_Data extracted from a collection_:
## begin
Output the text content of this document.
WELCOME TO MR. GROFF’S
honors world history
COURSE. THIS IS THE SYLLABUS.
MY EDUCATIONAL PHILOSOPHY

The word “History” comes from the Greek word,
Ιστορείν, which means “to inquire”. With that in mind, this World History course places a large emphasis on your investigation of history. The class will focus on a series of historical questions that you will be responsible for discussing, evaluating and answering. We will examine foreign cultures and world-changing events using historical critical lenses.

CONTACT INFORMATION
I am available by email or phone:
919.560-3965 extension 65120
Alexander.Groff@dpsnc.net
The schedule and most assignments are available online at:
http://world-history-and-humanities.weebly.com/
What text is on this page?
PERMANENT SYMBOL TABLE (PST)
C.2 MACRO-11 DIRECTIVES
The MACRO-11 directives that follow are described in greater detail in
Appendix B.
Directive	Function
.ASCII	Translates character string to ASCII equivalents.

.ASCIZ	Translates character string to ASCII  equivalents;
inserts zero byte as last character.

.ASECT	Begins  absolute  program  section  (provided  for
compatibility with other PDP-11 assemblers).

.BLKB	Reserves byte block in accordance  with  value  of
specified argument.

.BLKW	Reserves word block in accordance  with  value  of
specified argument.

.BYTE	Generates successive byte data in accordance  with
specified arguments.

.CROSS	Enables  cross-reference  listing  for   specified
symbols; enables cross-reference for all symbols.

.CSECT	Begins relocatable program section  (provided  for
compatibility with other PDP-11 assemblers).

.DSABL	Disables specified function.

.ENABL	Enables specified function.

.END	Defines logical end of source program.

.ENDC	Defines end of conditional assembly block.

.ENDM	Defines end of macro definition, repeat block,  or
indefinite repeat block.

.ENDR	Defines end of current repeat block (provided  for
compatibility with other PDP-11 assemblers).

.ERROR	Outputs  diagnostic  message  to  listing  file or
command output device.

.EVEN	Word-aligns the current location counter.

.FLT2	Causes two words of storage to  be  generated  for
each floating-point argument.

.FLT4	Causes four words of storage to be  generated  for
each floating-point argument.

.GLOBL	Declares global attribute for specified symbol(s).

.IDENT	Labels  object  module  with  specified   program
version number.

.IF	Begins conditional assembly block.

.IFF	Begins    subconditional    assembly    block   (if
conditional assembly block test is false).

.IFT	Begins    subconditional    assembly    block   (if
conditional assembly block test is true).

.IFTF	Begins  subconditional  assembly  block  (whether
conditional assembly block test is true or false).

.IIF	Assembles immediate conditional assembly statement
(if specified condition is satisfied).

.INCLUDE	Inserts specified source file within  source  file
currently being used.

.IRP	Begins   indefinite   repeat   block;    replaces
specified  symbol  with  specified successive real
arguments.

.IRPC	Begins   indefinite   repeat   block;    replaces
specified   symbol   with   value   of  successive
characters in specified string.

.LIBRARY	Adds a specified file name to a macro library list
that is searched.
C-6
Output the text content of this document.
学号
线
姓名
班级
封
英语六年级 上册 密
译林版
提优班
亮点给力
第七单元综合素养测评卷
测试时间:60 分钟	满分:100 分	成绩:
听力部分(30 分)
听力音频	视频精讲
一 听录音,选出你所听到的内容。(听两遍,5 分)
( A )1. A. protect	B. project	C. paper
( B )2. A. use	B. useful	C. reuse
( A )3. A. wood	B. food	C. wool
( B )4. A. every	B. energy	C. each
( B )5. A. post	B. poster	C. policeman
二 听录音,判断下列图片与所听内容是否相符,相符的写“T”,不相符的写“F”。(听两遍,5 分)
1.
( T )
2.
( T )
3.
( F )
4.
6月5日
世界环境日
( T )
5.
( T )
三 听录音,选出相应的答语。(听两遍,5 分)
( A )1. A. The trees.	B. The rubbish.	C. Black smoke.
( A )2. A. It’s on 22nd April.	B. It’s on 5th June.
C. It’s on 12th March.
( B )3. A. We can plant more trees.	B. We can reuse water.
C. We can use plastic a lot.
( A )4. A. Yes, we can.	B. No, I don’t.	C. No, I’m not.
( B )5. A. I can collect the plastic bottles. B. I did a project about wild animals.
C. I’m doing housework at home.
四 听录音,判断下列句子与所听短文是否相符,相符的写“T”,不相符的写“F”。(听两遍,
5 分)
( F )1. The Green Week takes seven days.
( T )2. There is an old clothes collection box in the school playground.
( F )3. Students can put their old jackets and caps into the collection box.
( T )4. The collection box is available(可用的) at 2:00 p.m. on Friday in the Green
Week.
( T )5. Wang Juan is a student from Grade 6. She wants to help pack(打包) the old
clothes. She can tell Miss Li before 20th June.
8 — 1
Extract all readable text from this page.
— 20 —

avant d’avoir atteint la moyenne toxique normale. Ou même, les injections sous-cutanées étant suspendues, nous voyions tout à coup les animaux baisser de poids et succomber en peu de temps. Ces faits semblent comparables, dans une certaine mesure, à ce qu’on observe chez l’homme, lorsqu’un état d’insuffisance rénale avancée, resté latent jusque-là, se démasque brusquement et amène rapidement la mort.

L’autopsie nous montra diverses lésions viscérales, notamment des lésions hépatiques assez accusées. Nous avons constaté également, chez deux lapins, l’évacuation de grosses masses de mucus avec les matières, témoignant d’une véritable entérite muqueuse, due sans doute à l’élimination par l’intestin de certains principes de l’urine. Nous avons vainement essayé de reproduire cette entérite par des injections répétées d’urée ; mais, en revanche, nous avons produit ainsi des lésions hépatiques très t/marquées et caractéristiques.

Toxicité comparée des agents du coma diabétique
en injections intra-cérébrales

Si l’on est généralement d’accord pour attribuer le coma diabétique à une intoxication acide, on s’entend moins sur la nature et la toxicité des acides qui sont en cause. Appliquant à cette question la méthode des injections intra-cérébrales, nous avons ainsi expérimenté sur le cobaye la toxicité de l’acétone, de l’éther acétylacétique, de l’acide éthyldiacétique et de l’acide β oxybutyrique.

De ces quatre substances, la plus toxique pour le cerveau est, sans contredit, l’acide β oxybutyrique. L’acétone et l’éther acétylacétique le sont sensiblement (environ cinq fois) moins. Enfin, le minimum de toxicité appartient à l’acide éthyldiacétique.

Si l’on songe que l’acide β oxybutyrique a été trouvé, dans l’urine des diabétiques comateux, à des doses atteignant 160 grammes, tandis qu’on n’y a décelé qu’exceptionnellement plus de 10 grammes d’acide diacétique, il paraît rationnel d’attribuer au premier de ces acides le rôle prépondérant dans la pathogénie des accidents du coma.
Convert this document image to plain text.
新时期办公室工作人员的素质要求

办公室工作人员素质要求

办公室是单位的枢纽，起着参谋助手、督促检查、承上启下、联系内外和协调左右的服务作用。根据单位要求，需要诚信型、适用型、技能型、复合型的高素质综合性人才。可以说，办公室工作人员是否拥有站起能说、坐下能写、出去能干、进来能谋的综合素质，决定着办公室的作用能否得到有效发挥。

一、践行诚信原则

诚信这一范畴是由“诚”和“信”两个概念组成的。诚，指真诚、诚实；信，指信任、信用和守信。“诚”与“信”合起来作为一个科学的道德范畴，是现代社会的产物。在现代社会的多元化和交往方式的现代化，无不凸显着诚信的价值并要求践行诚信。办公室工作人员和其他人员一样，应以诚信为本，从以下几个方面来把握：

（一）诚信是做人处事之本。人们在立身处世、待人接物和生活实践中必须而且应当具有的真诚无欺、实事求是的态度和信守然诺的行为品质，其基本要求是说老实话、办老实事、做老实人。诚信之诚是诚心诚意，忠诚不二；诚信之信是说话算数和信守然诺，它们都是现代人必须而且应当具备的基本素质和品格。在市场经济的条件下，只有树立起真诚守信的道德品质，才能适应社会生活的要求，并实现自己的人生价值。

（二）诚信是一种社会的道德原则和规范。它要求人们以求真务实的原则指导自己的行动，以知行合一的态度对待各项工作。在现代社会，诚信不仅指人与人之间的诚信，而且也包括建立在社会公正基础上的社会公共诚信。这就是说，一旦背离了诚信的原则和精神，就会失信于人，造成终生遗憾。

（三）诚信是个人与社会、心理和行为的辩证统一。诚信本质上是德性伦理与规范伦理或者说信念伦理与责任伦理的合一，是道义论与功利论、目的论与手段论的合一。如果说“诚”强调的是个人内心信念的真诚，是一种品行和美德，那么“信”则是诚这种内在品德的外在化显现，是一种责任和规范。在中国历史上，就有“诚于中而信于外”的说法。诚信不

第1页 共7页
## end
_DIRECTIONS FOR THIS TASK_: Go through the material line by line. Show each line that contains the string "clothes".

_RESULT OF THIS EXERCISE_:
( T )2. There is an old clothes collection box in the school playground.
clothes. She can tell Miss Li before 20th June.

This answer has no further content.